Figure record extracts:
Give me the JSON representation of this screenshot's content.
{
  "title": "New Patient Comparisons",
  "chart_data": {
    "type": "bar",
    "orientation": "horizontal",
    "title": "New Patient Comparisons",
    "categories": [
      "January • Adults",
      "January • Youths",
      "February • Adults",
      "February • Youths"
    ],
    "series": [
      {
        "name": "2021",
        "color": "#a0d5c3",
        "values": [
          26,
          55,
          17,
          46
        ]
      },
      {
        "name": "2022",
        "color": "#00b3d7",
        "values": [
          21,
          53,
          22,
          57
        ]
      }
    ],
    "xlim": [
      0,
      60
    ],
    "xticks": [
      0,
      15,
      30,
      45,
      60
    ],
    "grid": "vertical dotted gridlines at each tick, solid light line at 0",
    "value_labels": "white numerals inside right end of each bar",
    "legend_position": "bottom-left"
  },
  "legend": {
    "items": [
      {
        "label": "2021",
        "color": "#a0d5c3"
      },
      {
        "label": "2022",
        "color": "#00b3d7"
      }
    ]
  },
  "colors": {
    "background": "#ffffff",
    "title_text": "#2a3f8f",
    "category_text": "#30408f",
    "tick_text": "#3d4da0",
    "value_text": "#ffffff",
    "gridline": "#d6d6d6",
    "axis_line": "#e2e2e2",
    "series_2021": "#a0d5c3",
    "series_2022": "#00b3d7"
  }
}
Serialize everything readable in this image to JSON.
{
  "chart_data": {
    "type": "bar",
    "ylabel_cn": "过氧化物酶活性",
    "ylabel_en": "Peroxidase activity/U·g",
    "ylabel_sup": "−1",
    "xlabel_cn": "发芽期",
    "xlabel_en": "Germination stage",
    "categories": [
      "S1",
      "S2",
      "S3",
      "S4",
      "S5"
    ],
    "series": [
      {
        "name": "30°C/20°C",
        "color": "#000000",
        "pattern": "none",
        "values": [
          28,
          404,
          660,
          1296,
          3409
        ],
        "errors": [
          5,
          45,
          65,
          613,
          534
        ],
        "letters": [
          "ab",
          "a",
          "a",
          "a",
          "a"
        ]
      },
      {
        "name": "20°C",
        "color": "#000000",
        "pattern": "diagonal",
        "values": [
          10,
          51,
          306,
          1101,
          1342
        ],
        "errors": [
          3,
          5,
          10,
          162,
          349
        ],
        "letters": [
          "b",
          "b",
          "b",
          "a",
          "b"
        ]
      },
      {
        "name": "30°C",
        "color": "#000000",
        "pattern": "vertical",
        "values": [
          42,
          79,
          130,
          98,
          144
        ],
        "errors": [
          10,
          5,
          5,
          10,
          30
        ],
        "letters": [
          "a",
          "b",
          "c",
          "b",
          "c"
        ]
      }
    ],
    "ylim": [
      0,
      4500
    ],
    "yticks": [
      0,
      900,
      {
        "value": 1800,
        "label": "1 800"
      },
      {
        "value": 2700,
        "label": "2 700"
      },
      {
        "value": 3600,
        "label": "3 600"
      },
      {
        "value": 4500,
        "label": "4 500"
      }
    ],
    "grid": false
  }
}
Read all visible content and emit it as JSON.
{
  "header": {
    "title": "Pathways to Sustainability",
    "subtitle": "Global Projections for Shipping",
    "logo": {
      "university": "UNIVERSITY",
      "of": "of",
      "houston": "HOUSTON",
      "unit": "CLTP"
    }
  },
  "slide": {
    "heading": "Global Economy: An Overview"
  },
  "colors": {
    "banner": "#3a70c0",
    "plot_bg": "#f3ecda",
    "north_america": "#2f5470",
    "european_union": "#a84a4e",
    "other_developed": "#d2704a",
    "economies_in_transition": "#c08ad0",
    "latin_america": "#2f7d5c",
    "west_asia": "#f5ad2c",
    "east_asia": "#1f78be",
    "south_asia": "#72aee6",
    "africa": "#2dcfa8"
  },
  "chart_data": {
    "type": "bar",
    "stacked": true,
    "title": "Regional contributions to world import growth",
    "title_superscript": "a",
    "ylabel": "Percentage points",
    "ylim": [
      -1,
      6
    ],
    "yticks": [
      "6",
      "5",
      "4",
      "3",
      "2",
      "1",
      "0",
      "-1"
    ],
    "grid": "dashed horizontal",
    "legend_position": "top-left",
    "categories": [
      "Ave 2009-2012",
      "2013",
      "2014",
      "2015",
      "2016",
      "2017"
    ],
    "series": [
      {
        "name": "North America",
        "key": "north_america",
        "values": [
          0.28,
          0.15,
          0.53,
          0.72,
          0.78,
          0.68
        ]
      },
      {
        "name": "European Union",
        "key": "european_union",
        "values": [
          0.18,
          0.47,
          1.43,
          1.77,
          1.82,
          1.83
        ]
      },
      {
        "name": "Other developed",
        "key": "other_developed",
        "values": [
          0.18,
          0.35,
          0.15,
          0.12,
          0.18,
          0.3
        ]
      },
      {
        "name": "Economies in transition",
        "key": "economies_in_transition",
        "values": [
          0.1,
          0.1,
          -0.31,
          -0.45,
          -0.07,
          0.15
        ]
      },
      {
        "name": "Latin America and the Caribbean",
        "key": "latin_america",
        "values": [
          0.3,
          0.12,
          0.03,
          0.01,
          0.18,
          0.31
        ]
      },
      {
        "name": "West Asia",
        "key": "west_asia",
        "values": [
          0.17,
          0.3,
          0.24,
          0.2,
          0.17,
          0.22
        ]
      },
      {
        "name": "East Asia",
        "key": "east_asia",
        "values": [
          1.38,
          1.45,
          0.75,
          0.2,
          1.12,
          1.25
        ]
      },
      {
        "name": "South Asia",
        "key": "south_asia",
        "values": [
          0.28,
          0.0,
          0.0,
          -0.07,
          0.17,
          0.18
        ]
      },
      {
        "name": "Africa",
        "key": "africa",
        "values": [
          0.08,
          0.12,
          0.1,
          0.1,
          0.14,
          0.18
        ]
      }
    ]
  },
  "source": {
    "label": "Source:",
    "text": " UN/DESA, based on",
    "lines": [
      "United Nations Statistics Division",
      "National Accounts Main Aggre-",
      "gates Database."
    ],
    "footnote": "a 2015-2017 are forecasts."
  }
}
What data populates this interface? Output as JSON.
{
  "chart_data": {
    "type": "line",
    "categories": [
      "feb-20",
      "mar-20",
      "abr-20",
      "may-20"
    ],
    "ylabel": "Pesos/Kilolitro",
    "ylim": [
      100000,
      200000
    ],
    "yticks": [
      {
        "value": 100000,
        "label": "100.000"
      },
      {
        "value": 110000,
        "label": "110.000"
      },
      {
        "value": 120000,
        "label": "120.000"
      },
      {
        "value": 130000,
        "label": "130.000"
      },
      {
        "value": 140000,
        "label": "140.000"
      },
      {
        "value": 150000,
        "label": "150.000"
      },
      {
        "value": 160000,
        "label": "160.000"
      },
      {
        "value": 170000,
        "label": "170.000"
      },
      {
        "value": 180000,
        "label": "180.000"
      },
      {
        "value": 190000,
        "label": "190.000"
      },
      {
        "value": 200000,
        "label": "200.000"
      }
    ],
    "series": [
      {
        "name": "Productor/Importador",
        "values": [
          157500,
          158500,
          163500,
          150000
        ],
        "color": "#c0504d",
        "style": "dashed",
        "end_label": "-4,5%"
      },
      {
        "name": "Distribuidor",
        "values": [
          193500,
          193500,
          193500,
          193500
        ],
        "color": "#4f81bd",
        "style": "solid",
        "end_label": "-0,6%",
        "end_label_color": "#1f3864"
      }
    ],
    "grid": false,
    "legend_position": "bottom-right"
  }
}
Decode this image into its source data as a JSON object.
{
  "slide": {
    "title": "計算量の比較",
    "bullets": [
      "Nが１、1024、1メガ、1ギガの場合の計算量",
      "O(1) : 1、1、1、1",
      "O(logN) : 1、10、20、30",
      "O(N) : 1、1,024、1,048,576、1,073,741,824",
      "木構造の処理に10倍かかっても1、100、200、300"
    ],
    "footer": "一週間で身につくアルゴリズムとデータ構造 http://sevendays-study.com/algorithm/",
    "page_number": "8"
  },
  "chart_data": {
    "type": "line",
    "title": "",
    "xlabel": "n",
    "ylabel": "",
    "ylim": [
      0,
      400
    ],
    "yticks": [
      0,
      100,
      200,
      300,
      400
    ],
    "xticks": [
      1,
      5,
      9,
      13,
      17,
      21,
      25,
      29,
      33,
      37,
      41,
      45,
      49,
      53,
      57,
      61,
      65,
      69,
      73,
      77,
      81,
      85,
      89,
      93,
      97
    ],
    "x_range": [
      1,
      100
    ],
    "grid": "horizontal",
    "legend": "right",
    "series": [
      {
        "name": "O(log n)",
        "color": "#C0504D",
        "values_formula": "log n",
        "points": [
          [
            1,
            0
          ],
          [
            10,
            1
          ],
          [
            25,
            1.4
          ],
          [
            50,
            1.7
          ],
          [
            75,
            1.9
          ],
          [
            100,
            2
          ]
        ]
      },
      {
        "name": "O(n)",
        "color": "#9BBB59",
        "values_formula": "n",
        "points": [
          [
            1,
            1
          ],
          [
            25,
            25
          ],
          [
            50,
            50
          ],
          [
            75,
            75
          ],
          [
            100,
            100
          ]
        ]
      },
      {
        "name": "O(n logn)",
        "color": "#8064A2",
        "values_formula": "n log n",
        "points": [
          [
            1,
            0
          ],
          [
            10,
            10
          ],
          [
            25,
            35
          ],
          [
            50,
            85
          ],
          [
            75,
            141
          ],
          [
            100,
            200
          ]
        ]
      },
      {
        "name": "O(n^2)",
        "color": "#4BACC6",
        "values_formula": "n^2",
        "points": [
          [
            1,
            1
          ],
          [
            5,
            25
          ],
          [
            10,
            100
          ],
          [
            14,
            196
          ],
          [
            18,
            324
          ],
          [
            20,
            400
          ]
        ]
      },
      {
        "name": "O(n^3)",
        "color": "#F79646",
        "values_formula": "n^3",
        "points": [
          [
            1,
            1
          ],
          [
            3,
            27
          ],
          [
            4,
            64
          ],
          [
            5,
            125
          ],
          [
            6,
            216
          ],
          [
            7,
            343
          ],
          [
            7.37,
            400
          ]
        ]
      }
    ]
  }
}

#### [Objective]
Pick out each line in the material containing "JSON".

#### [Solution to the exercise]
Give me the JSON representation of this screenshot's content.
Serialize everything readable in this image to JSON.
Read all visible content and emit it as JSON.
What data populates this interface? Output as JSON.
Decode this image into its source data as a JSON object.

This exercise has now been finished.